— start of EXCERPTED RECORDS —

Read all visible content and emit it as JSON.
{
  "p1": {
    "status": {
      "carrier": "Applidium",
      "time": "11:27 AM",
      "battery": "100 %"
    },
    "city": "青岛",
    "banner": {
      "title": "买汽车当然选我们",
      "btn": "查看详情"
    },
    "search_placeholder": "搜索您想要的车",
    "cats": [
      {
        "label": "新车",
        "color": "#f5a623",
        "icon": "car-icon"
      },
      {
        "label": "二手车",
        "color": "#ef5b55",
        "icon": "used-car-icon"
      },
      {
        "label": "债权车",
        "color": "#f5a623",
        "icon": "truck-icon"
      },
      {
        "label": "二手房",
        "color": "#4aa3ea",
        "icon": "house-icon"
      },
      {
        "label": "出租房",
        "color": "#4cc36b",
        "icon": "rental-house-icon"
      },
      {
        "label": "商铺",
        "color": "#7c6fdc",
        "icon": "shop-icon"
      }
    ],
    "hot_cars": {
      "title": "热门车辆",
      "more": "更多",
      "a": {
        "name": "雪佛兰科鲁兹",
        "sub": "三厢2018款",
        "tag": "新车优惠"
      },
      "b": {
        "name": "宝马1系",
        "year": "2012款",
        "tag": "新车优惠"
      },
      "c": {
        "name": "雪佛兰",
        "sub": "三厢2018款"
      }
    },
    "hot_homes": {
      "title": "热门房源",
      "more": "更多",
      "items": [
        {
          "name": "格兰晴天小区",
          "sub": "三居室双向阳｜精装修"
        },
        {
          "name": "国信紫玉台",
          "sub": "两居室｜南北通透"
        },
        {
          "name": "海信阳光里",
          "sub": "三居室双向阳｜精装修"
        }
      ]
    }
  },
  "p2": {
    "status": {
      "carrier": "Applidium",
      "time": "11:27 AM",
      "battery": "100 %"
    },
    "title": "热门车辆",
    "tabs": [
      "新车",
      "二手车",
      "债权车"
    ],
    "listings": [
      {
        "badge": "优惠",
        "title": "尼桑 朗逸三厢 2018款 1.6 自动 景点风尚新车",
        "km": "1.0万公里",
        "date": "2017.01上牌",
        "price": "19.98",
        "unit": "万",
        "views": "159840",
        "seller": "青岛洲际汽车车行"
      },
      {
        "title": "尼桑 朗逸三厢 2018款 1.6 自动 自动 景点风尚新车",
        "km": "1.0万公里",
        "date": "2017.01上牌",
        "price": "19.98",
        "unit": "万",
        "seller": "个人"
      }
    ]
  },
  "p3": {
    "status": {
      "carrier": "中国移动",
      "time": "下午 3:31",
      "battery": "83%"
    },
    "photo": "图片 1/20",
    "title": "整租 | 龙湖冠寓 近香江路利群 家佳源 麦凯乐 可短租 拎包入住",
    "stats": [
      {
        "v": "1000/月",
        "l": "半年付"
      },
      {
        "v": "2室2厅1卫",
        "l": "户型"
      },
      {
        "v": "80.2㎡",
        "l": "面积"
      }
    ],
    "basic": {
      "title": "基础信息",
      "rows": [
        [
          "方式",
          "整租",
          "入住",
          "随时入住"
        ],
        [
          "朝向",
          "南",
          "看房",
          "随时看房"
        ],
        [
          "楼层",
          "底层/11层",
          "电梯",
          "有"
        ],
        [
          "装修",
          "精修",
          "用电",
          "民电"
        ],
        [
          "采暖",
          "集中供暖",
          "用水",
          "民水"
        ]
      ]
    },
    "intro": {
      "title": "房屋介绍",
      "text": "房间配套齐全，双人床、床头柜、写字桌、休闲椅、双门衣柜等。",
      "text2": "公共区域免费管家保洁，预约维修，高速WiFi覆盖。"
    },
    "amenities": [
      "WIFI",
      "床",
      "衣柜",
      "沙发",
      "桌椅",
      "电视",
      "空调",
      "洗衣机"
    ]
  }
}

— end of EXCERPTED RECORDS —

Copy each line of the data above without altering a single character.

WRITTEN SOLUTION:
Read all visible content and emit it as JSON.
{
  "p1": {
    "status": {
      "carrier": "Applidium",
      "time": "11:27 AM",
      "battery": "100 %"
    },
    "city": "青岛",
    "banner": {
      "title": "买汽车当然选我们",
      "btn": "查看详情"
    },
    "search_placeholder": "搜索您想要的车",
    "cats": [
      {
        "label": "新车",
        "color": "#f5a623",
        "icon": "car-icon"
      },
      {
        "label": "二手车",
        "color": "#ef5b55",
        "icon": "used-car-icon"
      },
      {
        "label": "债权车",
        "color": "#f5a623",
        "icon": "truck-icon"
      },
      {
        "label": "二手房",
        "color": "#4aa3ea",
        "icon": "house-icon"
      },
      {
        "label": "出租房",
        "color": "#4cc36b",
        "icon": "rental-house-icon"
      },
      {
        "label": "商铺",
        "color": "#7c6fdc",
        "icon": "shop-icon"
      }
    ],
    "hot_cars": {
      "title": "热门车辆",
      "more": "更多",
      "a": {
        "name": "雪佛兰科鲁兹",
        "sub": "三厢2018款",
        "tag": "新车优惠"
      },
      "b": {
        "name": "宝马1系",
        "year": "2012款",
        "tag": "新车优惠"
      },
      "c": {
        "name": "雪佛兰",
        "sub": "三厢2018款"
      }
    },
    "hot_homes": {
      "title": "热门房源",
      "more": "更多",
      "items": [
        {
          "name": "格兰晴天小区",
          "sub": "三居室双向阳｜精装修"
        },
        {
          "name": "国信紫玉台",
          "sub": "两居室｜南北通透"
        },
        {
          "name": "海信阳光里",
          "sub": "三居室双向阳｜精装修"
        }
      ]
    }
  },
  "p2": {
    "status": {
      "carrier": "Applidium",
      "time": "11:27 AM",
      "battery": "100 %"
    },
    "title": "热门车辆",
    "tabs": [
      "新车",
      "二手车",
      "债权车"
    ],
    "listings": [
      {
        "badge": "优惠",
        "title": "尼桑 朗逸三厢 2018款 1.6 自动 景点风尚新车",
        "km": "1.0万公里",
        "date": "2017.01上牌",
        "price": "19.98",
        "unit": "万",
        "views": "159840",
        "seller": "青岛洲际汽车车行"
      },
      {
        "title": "尼桑 朗逸三厢 2018款 1.6 自动 自动 景点风尚新车",
        "km": "1.0万公里",
        "date": "2017.01上牌",
        "price": "19.98",
        "unit": "万",
        "seller": "个人"
      }
    ]
  },
  "p3": {
    "status": {
      "carrier": "中国移动",
      "time": "下午 3:31",
      "battery": "83%"
    },
    "photo": "图片 1/20",
    "title": "整租 | 龙湖冠寓 近香江路利群 家佳源 麦凯乐 可短租 拎包入住",
    "stats": [
      {
        "v": "1000/月",
        "l": "半年付"
      },
      {
        "v": "2室2厅1卫",
        "l": "户型"
      },
      {
        "v": "80.2㎡",
        "l": "面积"
      }
    ],
    "basic": {
      "title": "基础信息",
      "rows": [
        [
          "方式",
          "整租",
          "入住",
          "随时入住"
        ],
        [
          "朝向",
          "南",
          "看房",
          "随时看房"
        ],
        [
          "楼层",
          "底层/11层",
          "电梯",
          "有"
        ],
        [
          "装修",
          "精修",
          "用电",
          "民电"
        ],
        [
          "采暖",
          "集中供暖",
          "用水",
          "民水"
        ]
      ]
    },
    "intro": {
      "title": "房屋介绍",
      "text": "房间配套齐全，双人床、床头柜、写字桌、休闲椅、双门衣柜等。",
      "text2": "公共区域免费管家保洁，预约维修，高速WiFi覆盖。"
    },
    "amenities": [
      "WIFI",
      "床",
      "衣柜",
      "沙发",
      "桌椅",
      "电视",
      "空调",
      "洗衣机"
    ]
  }
}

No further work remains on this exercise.